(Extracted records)
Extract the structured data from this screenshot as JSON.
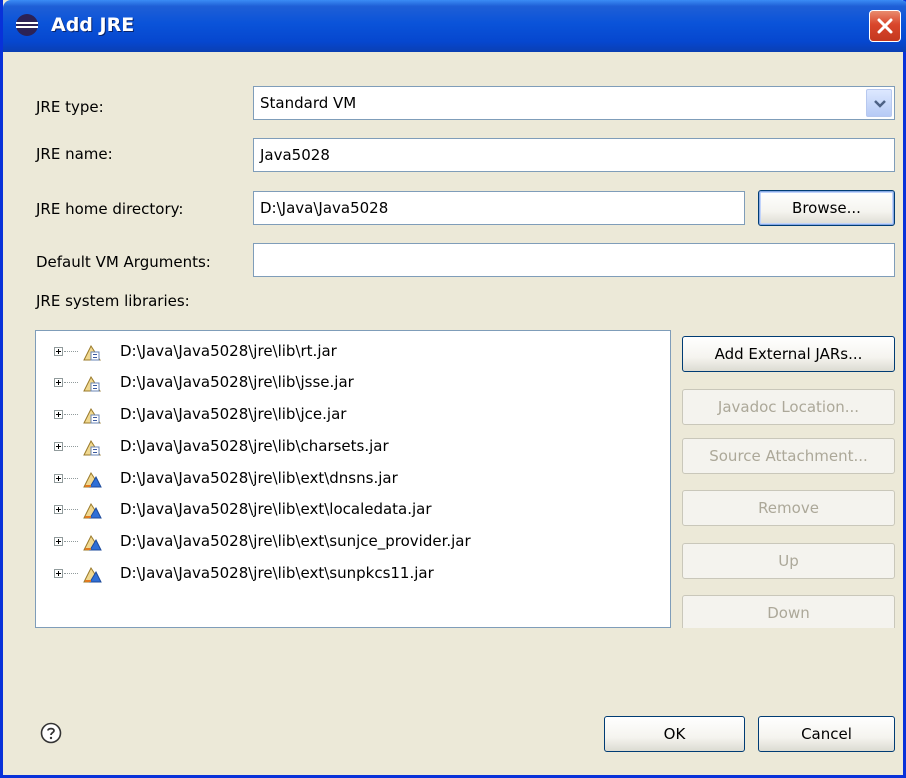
{
  "window": {
    "title": "Add JRE"
  },
  "fields": {
    "jre_type": {
      "label": "JRE type:",
      "value": "Standard VM"
    },
    "jre_name": {
      "label": "JRE name:",
      "value": "Java5028"
    },
    "jre_home": {
      "label": "JRE home directory:",
      "value": "D:\\Java\\Java5028"
    },
    "vm_args": {
      "label": "Default VM Arguments:",
      "value": ""
    }
  },
  "buttons": {
    "browse": "Browse...",
    "add_external_jars": "Add External JARs...",
    "javadoc_location": "Javadoc Location...",
    "source_attachment": "Source Attachment...",
    "remove": "Remove",
    "up": "Up",
    "down": "Down",
    "ok": "OK",
    "cancel": "Cancel"
  },
  "libraries": {
    "label": "JRE system libraries:",
    "items": [
      {
        "path": "D:\\Java\\Java5028\\jre\\lib\\rt.jar",
        "icon": "jar-icon"
      },
      {
        "path": "D:\\Java\\Java5028\\jre\\lib\\jsse.jar",
        "icon": "jar-icon"
      },
      {
        "path": "D:\\Java\\Java5028\\jre\\lib\\jce.jar",
        "icon": "jar-icon"
      },
      {
        "path": "D:\\Java\\Java5028\\jre\\lib\\charsets.jar",
        "icon": "jar-icon"
      },
      {
        "path": "D:\\Java\\Java5028\\jre\\lib\\ext\\dnsns.jar",
        "icon": "ext-jar-icon"
      },
      {
        "path": "D:\\Java\\Java5028\\jre\\lib\\ext\\localedata.jar",
        "icon": "ext-jar-icon"
      },
      {
        "path": "D:\\Java\\Java5028\\jre\\lib\\ext\\sunjce_provider.jar",
        "icon": "ext-jar-icon"
      },
      {
        "path": "D:\\Java\\Java5028\\jre\\lib\\ext\\sunpkcs11.jar",
        "icon": "ext-jar-icon"
      }
    ]
  },
  "colors": {
    "title_bar": "#0a53d9",
    "dialog_bg": "#ece9d8",
    "close_button": "#d9462b"
  }
}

- Stated exercise
The material above must be printed exactly, with its pictures left out.

- Finished exercise
Extract the structured data from this screenshot as JSON.
{
  "window": {
    "title": "Add JRE"
  },
  "fields": {
    "jre_type": {
      "label": "JRE type:",
      "value": "Standard VM"
    },
    "jre_name": {
      "label": "JRE name:",
      "value": "Java5028"
    },
    "jre_home": {
      "label": "JRE home directory:",
      "value": "D:\\Java\\Java5028"
    },
    "vm_args": {
      "label": "Default VM Arguments:",
      "value": ""
    }
  },
  "buttons": {
    "browse": "Browse...",
    "add_external_jars": "Add External JARs...",
    "javadoc_location": "Javadoc Location...",
    "source_attachment": "Source Attachment...",
    "remove": "Remove",
    "up": "Up",
    "down": "Down",
    "ok": "OK",
    "cancel": "Cancel"
  },
  "libraries": {
    "label": "JRE system libraries:",
    "items": [
      {
        "path": "D:\\Java\\Java5028\\jre\\lib\\rt.jar",
        "icon": "jar-icon"
      },
      {
        "path": "D:\\Java\\Java5028\\jre\\lib\\jsse.jar",
        "icon": "jar-icon"
      },
      {
        "path": "D:\\Java\\Java5028\\jre\\lib\\jce.jar",
        "icon": "jar-icon"
      },
      {
        "path": "D:\\Java\\Java5028\\jre\\lib\\charsets.jar",
        "icon": "jar-icon"
      },
      {
        "path": "D:\\Java\\Java5028\\jre\\lib\\ext\\dnsns.jar",
        "icon": "ext-jar-icon"
      },
      {
        "path": "D:\\Java\\Java5028\\jre\\lib\\ext\\localedata.jar",
        "icon": "ext-jar-icon"
      },
      {
        "path": "D:\\Java\\Java5028\\jre\\lib\\ext\\sunjce_provider.jar",
        "icon": "ext-jar-icon"
      },
      {
        "path": "D:\\Java\\Java5028\\jre\\lib\\ext\\sunpkcs11.jar",
        "icon": "ext-jar-icon"
      }
    ]
  },
  "colors": {
    "title_bar": "#0a53d9",
    "dialog_bg": "#ece9d8",
    "close_button": "#d9462b"
  }
}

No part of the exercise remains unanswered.